#### [Goal]
Reproduce each line exactly.
---
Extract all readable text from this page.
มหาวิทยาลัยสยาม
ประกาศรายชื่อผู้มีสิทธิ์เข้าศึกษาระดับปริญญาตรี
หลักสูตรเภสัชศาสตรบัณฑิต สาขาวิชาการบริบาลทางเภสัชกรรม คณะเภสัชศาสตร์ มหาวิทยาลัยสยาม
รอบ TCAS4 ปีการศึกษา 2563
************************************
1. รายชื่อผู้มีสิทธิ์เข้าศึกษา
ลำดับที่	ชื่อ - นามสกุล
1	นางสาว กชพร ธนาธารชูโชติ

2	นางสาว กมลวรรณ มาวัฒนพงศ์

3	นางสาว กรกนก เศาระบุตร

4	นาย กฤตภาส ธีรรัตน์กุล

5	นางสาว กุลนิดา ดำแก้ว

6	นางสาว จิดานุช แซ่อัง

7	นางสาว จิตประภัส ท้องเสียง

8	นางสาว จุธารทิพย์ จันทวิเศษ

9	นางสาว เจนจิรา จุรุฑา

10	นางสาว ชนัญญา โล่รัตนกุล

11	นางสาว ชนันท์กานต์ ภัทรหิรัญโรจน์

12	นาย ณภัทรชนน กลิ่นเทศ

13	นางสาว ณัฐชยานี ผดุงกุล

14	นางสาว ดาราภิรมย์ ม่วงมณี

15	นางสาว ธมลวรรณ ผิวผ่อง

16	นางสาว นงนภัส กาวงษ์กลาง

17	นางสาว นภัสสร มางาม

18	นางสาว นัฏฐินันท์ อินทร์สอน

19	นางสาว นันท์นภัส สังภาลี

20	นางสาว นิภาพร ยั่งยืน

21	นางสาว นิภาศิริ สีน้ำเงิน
---
#### [Written reply]
Extract all readable text from this page.
มหาวิทยาลัยสยาม
ประกาศรายชื่อผู้มีสิทธิ์เข้าศึกษาระดับปริญญาตรี
หลักสูตรเภสัชศาสตรบัณฑิต สาขาวิชาการบริบาลทางเภสัชกรรม คณะเภสัชศาสตร์ มหาวิทยาลัยสยาม
รอบ TCAS4 ปีการศึกษา 2563
************************************
1. รายชื่อผู้มีสิทธิ์เข้าศึกษา
ลำดับที่	ชื่อ - นามสกุล
1	นางสาว กชพร ธนาธารชูโชติ

2	นางสาว กมลวรรณ มาวัฒนพงศ์

3	นางสาว กรกนก เศาระบุตร

4	นาย กฤตภาส ธีรรัตน์กุล

5	นางสาว กุลนิดา ดำแก้ว

6	นางสาว จิดานุช แซ่อัง

7	นางสาว จิตประภัส ท้องเสียง

8	นางสาว จุธารทิพย์ จันทวิเศษ

9	นางสาว เจนจิรา จุรุฑา

10	นางสาว ชนัญญา โล่รัตนกุล

11	นางสาว ชนันท์กานต์ ภัทรหิรัญโรจน์

12	นาย ณภัทรชนน กลิ่นเทศ

13	นางสาว ณัฐชยานี ผดุงกุล

14	นางสาว ดาราภิรมย์ ม่วงมณี

15	นางสาว ธมลวรรณ ผิวผ่อง

16	นางสาว นงนภัส กาวงษ์กลาง

17	นางสาว นภัสสร มางาม

18	นางสาว นัฏฐินันท์ อินทร์สอน

19	นางสาว นันท์นภัส สังภาลี

20	นางสาว นิภาพร ยั่งยืน

21	นางสาว นิภาศิริ สีน้ำเงิน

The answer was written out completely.